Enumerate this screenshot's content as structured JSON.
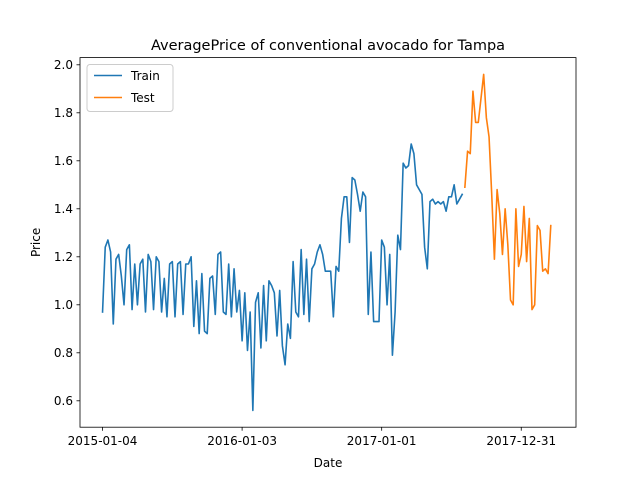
{
  "chart_data": {
    "type": "line",
    "title": "AveragePrice of conventional avocado for Tampa",
    "xlabel": "Date",
    "ylabel": "Price",
    "x_ticks": [
      {
        "label": "2015-01-04",
        "week": 0
      },
      {
        "label": "2016-01-03",
        "week": 52
      },
      {
        "label": "2017-01-01",
        "week": 104
      },
      {
        "label": "2017-12-31",
        "week": 156
      }
    ],
    "y_ticks": [
      "0.6",
      "0.8",
      "1.0",
      "1.2",
      "1.4",
      "1.6",
      "1.8",
      "2.0"
    ],
    "ylim": [
      0.49,
      2.03
    ],
    "xlim_weeks": [
      -8.4,
      176.4
    ],
    "grid": false,
    "legend_position": "top-left",
    "series": [
      {
        "name": "Train",
        "color": "#1f77b4",
        "start_week": 0,
        "values": [
          0.97,
          1.24,
          1.27,
          1.22,
          0.92,
          1.19,
          1.21,
          1.12,
          1.0,
          1.23,
          1.25,
          0.98,
          1.17,
          1.0,
          1.17,
          1.19,
          0.97,
          1.21,
          1.18,
          0.98,
          1.2,
          1.18,
          0.97,
          1.11,
          0.95,
          1.17,
          1.18,
          0.95,
          1.17,
          1.18,
          0.96,
          1.17,
          1.17,
          1.2,
          0.91,
          1.1,
          0.88,
          1.13,
          0.89,
          0.88,
          1.11,
          1.12,
          0.96,
          1.21,
          1.22,
          0.97,
          0.96,
          1.17,
          0.95,
          1.15,
          0.97,
          1.06,
          0.85,
          1.05,
          0.81,
          0.97,
          0.56,
          1.01,
          1.05,
          0.82,
          1.08,
          0.85,
          1.1,
          1.08,
          1.05,
          0.87,
          1.06,
          0.83,
          0.75,
          0.92,
          0.86,
          1.18,
          0.97,
          0.95,
          1.23,
          0.96,
          1.19,
          0.93,
          1.15,
          1.17,
          1.22,
          1.25,
          1.21,
          1.14,
          1.14,
          1.14,
          0.95,
          1.16,
          1.14,
          1.36,
          1.45,
          1.45,
          1.26,
          1.53,
          1.52,
          1.46,
          1.39,
          1.47,
          1.45,
          0.96,
          1.22,
          0.93,
          0.93,
          0.93,
          1.27,
          1.24,
          1.0,
          1.21,
          0.79,
          0.97,
          1.29,
          1.23,
          1.59,
          1.57,
          1.58,
          1.67,
          1.63,
          1.5,
          1.48,
          1.46,
          1.24,
          1.15,
          1.43,
          1.44,
          1.42,
          1.43,
          1.42,
          1.43,
          1.39,
          1.45,
          1.45,
          1.5,
          1.42,
          1.44,
          1.46
        ]
      },
      {
        "name": "Test",
        "color": "#ff7f0e",
        "start_week": 135,
        "values": [
          1.49,
          1.64,
          1.63,
          1.89,
          1.76,
          1.76,
          1.86,
          1.96,
          1.78,
          1.7,
          1.46,
          1.19,
          1.48,
          1.38,
          1.21,
          1.4,
          1.25,
          1.02,
          1.0,
          1.4,
          1.16,
          1.21,
          1.41,
          1.18,
          1.36,
          0.98,
          1.0,
          1.33,
          1.31,
          1.14,
          1.15,
          1.13,
          1.33
        ]
      }
    ]
  }
}
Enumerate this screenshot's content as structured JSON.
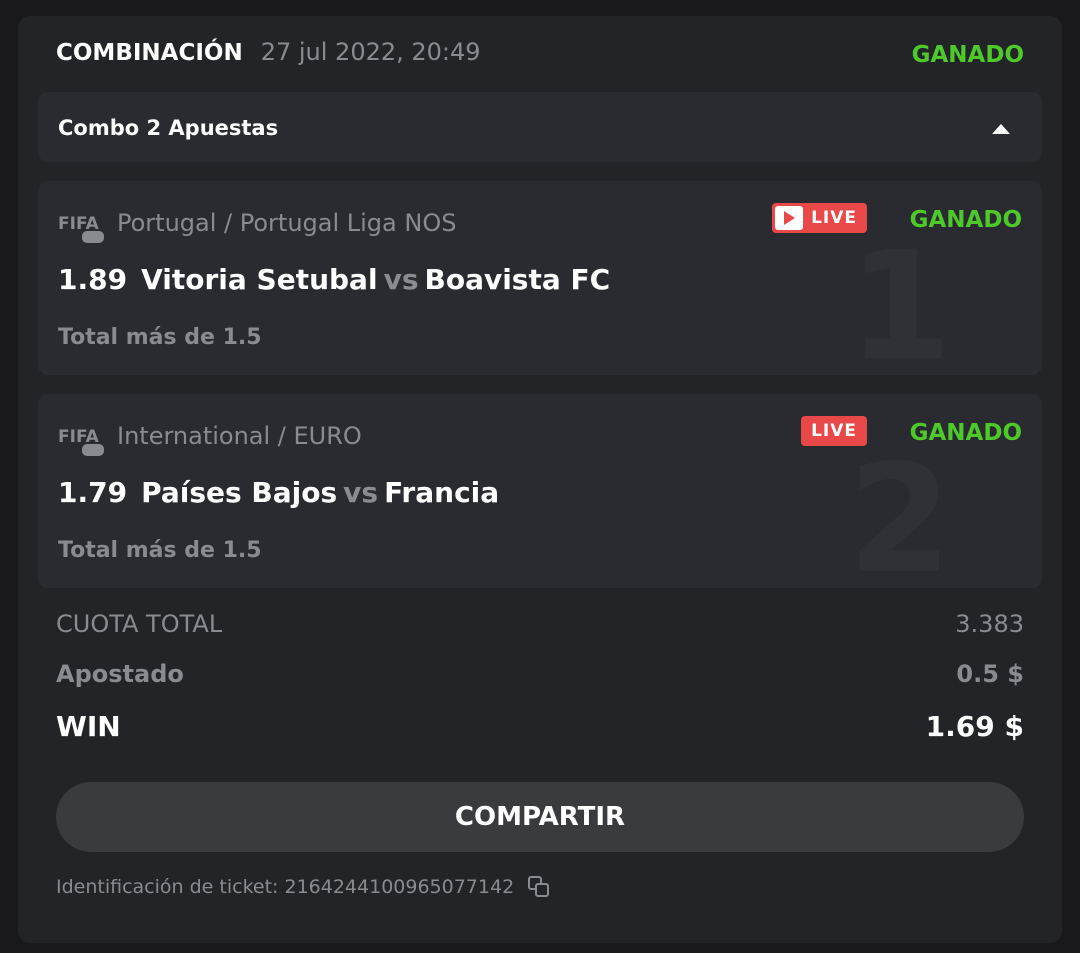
{
  "header": {
    "title": "COMBINACIÓN",
    "date": "27 jul 2022, 20:49",
    "status": "GANADO"
  },
  "combo": {
    "label": "Combo 2 Apuestas"
  },
  "bets": [
    {
      "index": "1",
      "league": "Portugal / Portugal Liga NOS",
      "live": "LIVE",
      "status": "GANADO",
      "odd": "1.89",
      "home": "Vitoria Setubal",
      "vs": "vs",
      "away": "Boavista FC",
      "market": "Total más de 1.5"
    },
    {
      "index": "2",
      "league": "International / EURO",
      "live": "LIVE",
      "status": "GANADO",
      "odd": "1.79",
      "home": "Países Bajos",
      "vs": "vs",
      "away": "Francia",
      "market": "Total más de 1.5"
    }
  ],
  "summary": {
    "total_label": "CUOTA TOTAL",
    "total_value": "3.383",
    "staked_label": "Apostado",
    "staked_value": "0.5 $",
    "win_label": "WIN",
    "win_value": "1.69 $"
  },
  "share_label": "COMPARTIR",
  "ticket": {
    "label": "Identificación de ticket: 2164244100965077142"
  },
  "colors": {
    "won": "#4ec92a",
    "live": "#e94848"
  }
}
····················
GIVEN PROBLEM
Transcribe the material as is, with images omitted.

COMPLETED TASK
Enumerate this screenshot's content as structured JSON.
{
  "chart_data": {
    "type": "line",
    "title": "AveragePrice of conventional avocado for Tampa",
    "xlabel": "Date",
    "ylabel": "Price",
    "x_ticks": [
      {
        "label": "2015-01-04",
        "week": 0
      },
      {
        "label": "2016-01-03",
        "week": 52
      },
      {
        "label": "2017-01-01",
        "week": 104
      },
      {
        "label": "2017-12-31",
        "week": 156
      }
    ],
    "y_ticks": [
      "0.6",
      "0.8",
      "1.0",
      "1.2",
      "1.4",
      "1.6",
      "1.8",
      "2.0"
    ],
    "ylim": [
      0.49,
      2.03
    ],
    "xlim_weeks": [
      -8.4,
      176.4
    ],
    "grid": false,
    "legend_position": "top-left",
    "series": [
      {
        "name": "Train",
        "color": "#1f77b4",
        "start_week": 0,
        "values": [
          0.97,
          1.24,
          1.27,
          1.22,
          0.92,
          1.19,
          1.21,
          1.12,
          1.0,
          1.23,
          1.25,
          0.98,
          1.17,
          1.0,
          1.17,
          1.19,
          0.97,
          1.21,
          1.18,
          0.98,
          1.2,
          1.18,
          0.97,
          1.11,
          0.95,
          1.17,
          1.18,
          0.95,
          1.17,
          1.18,
          0.96,
          1.17,
          1.17,
          1.2,
          0.91,
          1.1,
          0.88,
          1.13,
          0.89,
          0.88,
          1.11,
          1.12,
          0.96,
          1.21,
          1.22,
          0.97,
          0.96,
          1.17,
          0.95,
          1.15,
          0.97,
          1.06,
          0.85,
          1.05,
          0.81,
          0.97,
          0.56,
          1.01,
          1.05,
          0.82,
          1.08,
          0.85,
          1.1,
          1.08,
          1.05,
          0.87,
          1.06,
          0.83,
          0.75,
          0.92,
          0.86,
          1.18,
          0.97,
          0.95,
          1.23,
          0.96,
          1.19,
          0.93,
          1.15,
          1.17,
          1.22,
          1.25,
          1.21,
          1.14,
          1.14,
          1.14,
          0.95,
          1.16,
          1.14,
          1.36,
          1.45,
          1.45,
          1.26,
          1.53,
          1.52,
          1.46,
          1.39,
          1.47,
          1.45,
          0.96,
          1.22,
          0.93,
          0.93,
          0.93,
          1.27,
          1.24,
          1.0,
          1.21,
          0.79,
          0.97,
          1.29,
          1.23,
          1.59,
          1.57,
          1.58,
          1.67,
          1.63,
          1.5,
          1.48,
          1.46,
          1.24,
          1.15,
          1.43,
          1.44,
          1.42,
          1.43,
          1.42,
          1.43,
          1.39,
          1.45,
          1.45,
          1.5,
          1.42,
          1.44,
          1.46
        ]
      },
      {
        "name": "Test",
        "color": "#ff7f0e",
        "start_week": 135,
        "values": [
          1.49,
          1.64,
          1.63,
          1.89,
          1.76,
          1.76,
          1.86,
          1.96,
          1.78,
          1.7,
          1.46,
          1.19,
          1.48,
          1.38,
          1.21,
          1.4,
          1.25,
          1.02,
          1.0,
          1.4,
          1.16,
          1.21,
          1.41,
          1.18,
          1.36,
          0.98,
          1.0,
          1.33,
          1.31,
          1.14,
          1.15,
          1.13,
          1.33
        ]
      }
    ]
  }
}
Enumerate this screenshot's content as structured JSON.
{
  "header": {
    "title": "COMBINACIÓN",
    "date": "27 jul 2022, 20:49",
    "status": "GANADO"
  },
  "combo": {
    "label": "Combo 2 Apuestas"
  },
  "bets": [
    {
      "index": "1",
      "league": "Portugal / Portugal Liga NOS",
      "live": "LIVE",
      "status": "GANADO",
      "odd": "1.89",
      "home": "Vitoria Setubal",
      "vs": "vs",
      "away": "Boavista FC",
      "market": "Total más de 1.5"
    },
    {
      "index": "2",
      "league": "International / EURO",
      "live": "LIVE",
      "status": "GANADO",
      "odd": "1.79",
      "home": "Países Bajos",
      "vs": "vs",
      "away": "Francia",
      "market": "Total más de 1.5"
    }
  ],
  "summary": {
    "total_label": "CUOTA TOTAL",
    "total_value": "3.383",
    "staked_label": "Apostado",
    "staked_value": "0.5 $",
    "win_label": "WIN",
    "win_value": "1.69 $"
  },
  "share_label": "COMPARTIR",
  "ticket": {
    "label": "Identificación de ticket: 2164244100965077142"
  },
  "colors": {
    "won": "#4ec92a",
    "live": "#e94848"
  }
}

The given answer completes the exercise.